Given task
Repeat the lines from the one containing "plot-frame — [60, 181, 351, 683]" up to and including the one containing "data-point — [91, 304, 103, 317]", unchanged.

--- begin Input rows ---

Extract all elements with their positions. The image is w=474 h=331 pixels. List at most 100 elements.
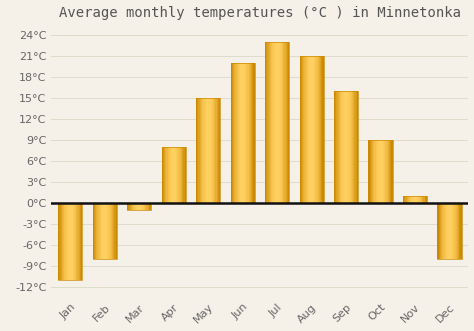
Bar bbox=[112, 203, 113, 259]
Bar bbox=[183, 147, 184, 203]
Bar bbox=[383, 140, 384, 203]
Bar bbox=[114, 203, 116, 259]
Bar bbox=[374, 140, 376, 203]
Bar bbox=[203, 98, 204, 203]
Bar bbox=[382, 140, 383, 203]
Bar bbox=[76, 203, 77, 280]
Bar bbox=[230, 63, 255, 203]
Bar bbox=[415, 196, 416, 203]
Bar bbox=[142, 203, 143, 210]
Bar bbox=[339, 91, 340, 203]
Bar bbox=[234, 63, 236, 203]
Bar bbox=[442, 203, 444, 259]
Bar bbox=[184, 147, 186, 203]
Bar bbox=[288, 42, 289, 203]
Bar bbox=[388, 140, 389, 203]
Bar bbox=[127, 203, 151, 210]
Bar bbox=[245, 63, 246, 203]
Bar bbox=[98, 203, 99, 259]
Bar bbox=[423, 196, 425, 203]
Bar bbox=[403, 196, 427, 203]
Bar bbox=[321, 56, 322, 203]
Bar bbox=[241, 63, 243, 203]
Bar bbox=[377, 140, 378, 203]
Bar bbox=[276, 42, 277, 203]
Bar bbox=[134, 203, 136, 210]
Bar bbox=[171, 147, 173, 203]
Bar bbox=[204, 98, 206, 203]
Bar bbox=[337, 91, 339, 203]
Bar bbox=[145, 203, 146, 210]
Bar bbox=[335, 91, 337, 203]
Bar bbox=[408, 196, 409, 203]
Bar bbox=[230, 63, 232, 203]
Bar bbox=[69, 203, 70, 280]
Bar bbox=[301, 56, 302, 203]
Bar bbox=[385, 140, 387, 203]
Bar bbox=[176, 147, 177, 203]
Bar bbox=[314, 56, 315, 203]
Bar bbox=[379, 140, 381, 203]
Bar bbox=[445, 203, 446, 259]
Bar bbox=[182, 147, 183, 203]
Bar bbox=[236, 63, 237, 203]
Bar bbox=[418, 196, 419, 203]
Bar bbox=[440, 203, 441, 259]
Bar bbox=[351, 91, 352, 203]
Bar bbox=[341, 91, 342, 203]
Bar bbox=[140, 203, 142, 210]
Bar bbox=[132, 203, 133, 210]
Bar bbox=[273, 42, 275, 203]
Bar bbox=[302, 56, 303, 203]
Bar bbox=[271, 42, 272, 203]
Bar bbox=[371, 140, 372, 203]
Bar bbox=[215, 98, 217, 203]
Bar bbox=[275, 42, 276, 203]
Bar bbox=[96, 203, 98, 259]
Bar bbox=[422, 196, 423, 203]
Bar bbox=[217, 98, 218, 203]
Bar bbox=[453, 203, 454, 259]
Bar bbox=[58, 203, 82, 280]
Bar bbox=[278, 42, 280, 203]
Bar bbox=[133, 203, 134, 210]
Bar bbox=[409, 196, 410, 203]
Bar bbox=[80, 203, 81, 280]
Bar bbox=[448, 203, 449, 259]
Bar bbox=[309, 56, 310, 203]
Bar bbox=[129, 203, 131, 210]
Bar bbox=[74, 203, 75, 280]
Bar bbox=[238, 63, 239, 203]
Bar bbox=[65, 203, 67, 280]
Bar bbox=[438, 203, 462, 259]
Bar bbox=[162, 147, 163, 203]
Bar bbox=[232, 63, 233, 203]
Bar bbox=[426, 196, 427, 203]
Bar bbox=[378, 140, 379, 203]
Bar bbox=[197, 98, 199, 203]
Bar bbox=[162, 147, 186, 203]
Bar bbox=[101, 203, 102, 259]
Bar bbox=[239, 63, 240, 203]
Bar bbox=[352, 91, 353, 203]
Bar bbox=[201, 98, 202, 203]
Bar bbox=[111, 203, 112, 259]
Bar bbox=[287, 42, 288, 203]
Bar bbox=[414, 196, 415, 203]
Bar bbox=[107, 203, 109, 259]
Bar bbox=[416, 196, 418, 203]
Bar bbox=[317, 56, 318, 203]
Bar bbox=[447, 203, 448, 259]
Bar bbox=[459, 203, 460, 259]
Bar bbox=[270, 42, 271, 203]
Bar bbox=[350, 91, 351, 203]
Bar bbox=[202, 98, 203, 203]
Bar bbox=[368, 140, 392, 203]
Bar bbox=[381, 140, 382, 203]
Bar bbox=[150, 203, 151, 210]
Bar bbox=[460, 203, 462, 259]
Bar bbox=[127, 203, 128, 210]
Bar bbox=[173, 147, 175, 203]
Bar bbox=[346, 91, 347, 203]
Bar bbox=[168, 147, 169, 203]
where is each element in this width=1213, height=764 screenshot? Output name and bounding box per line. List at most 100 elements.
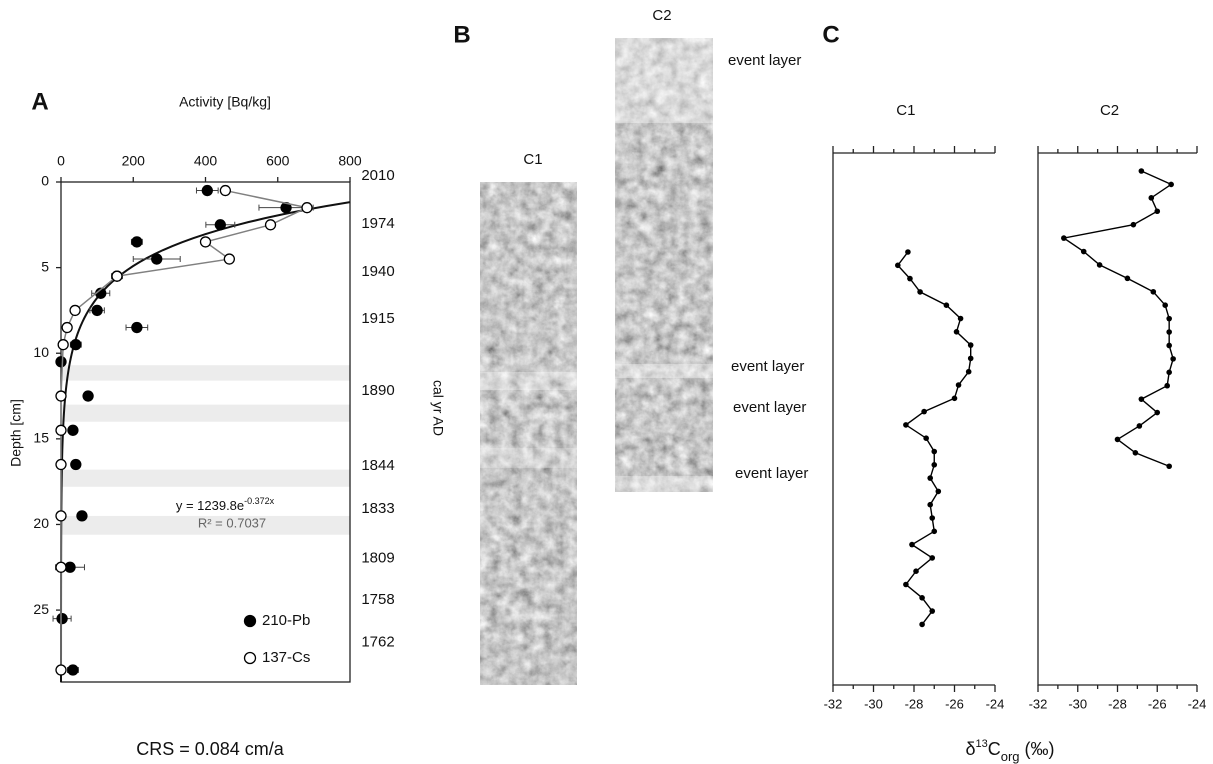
plot-frame — [60, 181, 351, 683]
data-point — [70, 458, 82, 471]
data-point — [70, 339, 82, 351]
data-point — [921, 408, 927, 415]
data-point — [919, 595, 925, 601]
data-point — [201, 184, 213, 197]
data-point — [1154, 409, 1161, 416]
y2-tick-label: 1890 — [361, 382, 394, 399]
data-point — [1124, 275, 1131, 282]
text-part: -0.372x — [244, 496, 275, 506]
core-band — [615, 476, 713, 492]
data-point — [1138, 168, 1145, 174]
y2-tick-label: 1974 — [361, 215, 394, 232]
data-point — [1162, 302, 1168, 309]
data-point — [1132, 450, 1139, 456]
series-line — [896, 251, 972, 625]
data-point — [1166, 329, 1172, 335]
text-part: y = 1239.8e — [176, 498, 244, 513]
series-line — [60, 189, 310, 671]
data-point — [929, 555, 936, 561]
core-images — [480, 38, 713, 685]
data-point — [1164, 382, 1170, 389]
event-layer-label: event layer — [728, 52, 801, 69]
shaded-layer — [61, 404, 350, 422]
data-point — [55, 664, 67, 676]
text-part: 13 — [975, 738, 987, 750]
data-point — [151, 253, 163, 265]
data-point — [1136, 423, 1143, 429]
data-point — [55, 510, 67, 522]
data-point — [913, 568, 919, 574]
x-tick-label: 800 — [338, 153, 362, 169]
y-tick-label: 5 — [41, 258, 49, 274]
x-tick-label: -32 — [824, 696, 843, 711]
data-point — [91, 304, 103, 317]
data-point — [219, 184, 232, 197]
x-tick-label: -32 — [1029, 696, 1048, 711]
data-point — [919, 621, 925, 628]
data-point — [61, 321, 73, 334]
core-label: C1 — [523, 151, 542, 168]
x-tick-label: 0 — [57, 153, 65, 169]
core-label: C2 — [652, 7, 671, 24]
data-point — [55, 458, 67, 471]
text-part: org — [1001, 749, 1020, 764]
data-point — [214, 219, 226, 231]
y-tick-label: 25 — [33, 601, 49, 617]
legend-marker — [243, 614, 257, 628]
data-point — [1080, 248, 1087, 255]
event-layer-label: event layer — [731, 358, 804, 375]
y-tick-label: 0 — [41, 173, 49, 189]
x-tick-label: -26 — [1148, 696, 1167, 711]
y2-tick-label: 1915 — [361, 310, 394, 327]
fit-equation: y = 1239.8e-0.372x — [176, 496, 275, 513]
data-point — [1166, 342, 1172, 349]
data-point — [931, 448, 938, 455]
panel-label: B — [453, 21, 470, 48]
data-point — [931, 462, 938, 468]
data-point — [67, 664, 79, 676]
y-axis-label: Depth [cm] — [8, 399, 24, 467]
data-point — [223, 253, 235, 265]
x-tick-label: -28 — [905, 696, 924, 711]
data-point — [69, 304, 81, 317]
y2-tick-label: 1940 — [361, 263, 394, 280]
shaded-layer — [61, 365, 350, 381]
data-point — [955, 382, 962, 388]
core-image-c1 — [480, 182, 577, 685]
data-point — [935, 488, 942, 495]
panel-title: C1 — [896, 102, 915, 119]
axis-line — [1037, 152, 1197, 686]
series-line — [1062, 170, 1174, 467]
annotation: CRS = 0.084 cm/a — [136, 739, 285, 759]
core-image-c2 — [615, 38, 713, 492]
text-part: C — [988, 739, 1001, 759]
x-tick-label: -24 — [986, 696, 1005, 711]
panel-title: C2 — [1100, 102, 1119, 119]
data-point — [965, 368, 972, 375]
y2-tick-label: 1758 — [361, 591, 394, 608]
data-point — [909, 541, 915, 548]
data-point — [131, 321, 143, 334]
data-point — [943, 302, 950, 309]
core-band — [615, 364, 713, 378]
shaded-layer — [61, 515, 350, 535]
x-tick-label: 200 — [122, 153, 146, 169]
data-point — [55, 561, 67, 573]
data-point — [55, 390, 67, 402]
data-point — [957, 315, 964, 322]
x-axis-label: Activity [Bq/kg] — [179, 94, 271, 110]
data-point — [131, 236, 143, 248]
y2-tick-label: 1844 — [361, 457, 394, 474]
data-point — [111, 270, 123, 282]
y-tick-label: 15 — [33, 430, 49, 446]
data-point — [1148, 195, 1155, 201]
core-band — [615, 38, 713, 123]
data-point — [895, 262, 901, 269]
data-point — [56, 612, 68, 625]
x-tick-label: 600 — [266, 153, 290, 169]
fit-curve — [60, 201, 351, 682]
panel-label: C — [822, 21, 839, 48]
data-point — [57, 339, 69, 351]
x-tick-label: -24 — [1188, 696, 1207, 711]
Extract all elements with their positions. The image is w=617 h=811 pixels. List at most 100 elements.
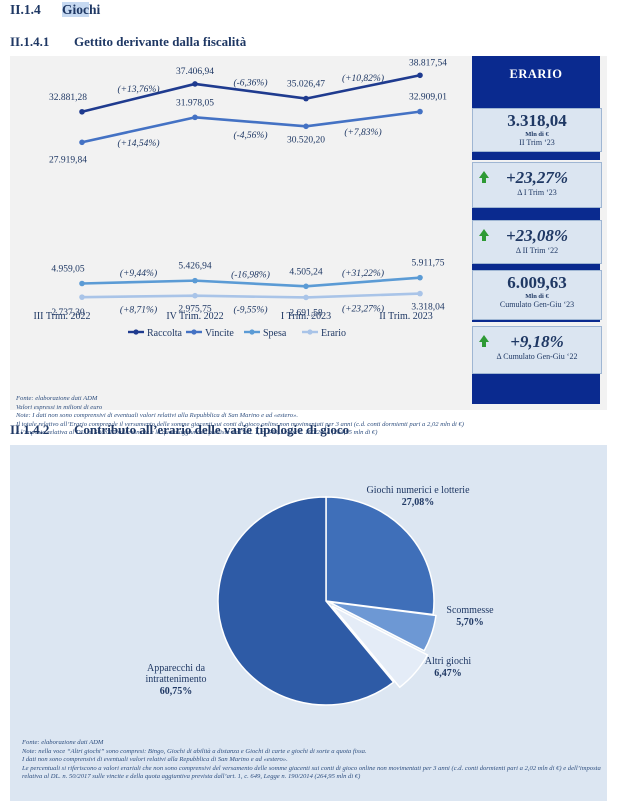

--- end Input rows ---

Task response
plot-frame — [60, 181, 351, 683]
data-point — [70, 458, 82, 471]
data-point — [70, 339, 82, 351]
data-point — [921, 408, 927, 415]
data-point — [919, 595, 925, 601]
data-point — [201, 184, 213, 197]
data-point — [1154, 409, 1161, 416]
y2-tick-label: 1890 — [361, 382, 394, 399]
data-point — [1124, 275, 1131, 282]
text-part: -0.372x — [244, 496, 275, 506]
core-band — [615, 476, 713, 492]
data-point — [1138, 168, 1145, 174]
y2-tick-label: 1974 — [361, 215, 394, 232]
data-point — [1162, 302, 1168, 309]
data-point — [1132, 450, 1139, 456]
series-line — [896, 251, 972, 625]
data-point — [1166, 329, 1172, 335]
text-part: y = 1239.8e — [176, 498, 244, 513]
series-line — [60, 189, 310, 671]
data-point — [929, 555, 936, 561]
core-images — [480, 38, 713, 685]
data-point — [1164, 382, 1170, 389]
event-layer-label: event layer — [728, 52, 801, 69]
shaded-layer — [61, 404, 350, 422]
data-point — [55, 664, 67, 676]
text-part: 13 — [975, 738, 987, 750]
data-point — [151, 253, 163, 265]
data-point — [1136, 423, 1143, 429]
data-point — [55, 510, 67, 522]
data-point — [913, 568, 919, 574]
x-tick-label: 800 — [338, 153, 362, 169]
y-tick-label: 5 — [41, 258, 49, 274]
x-tick-label: -32 — [824, 696, 843, 711]
data-point — [91, 304, 103, 317]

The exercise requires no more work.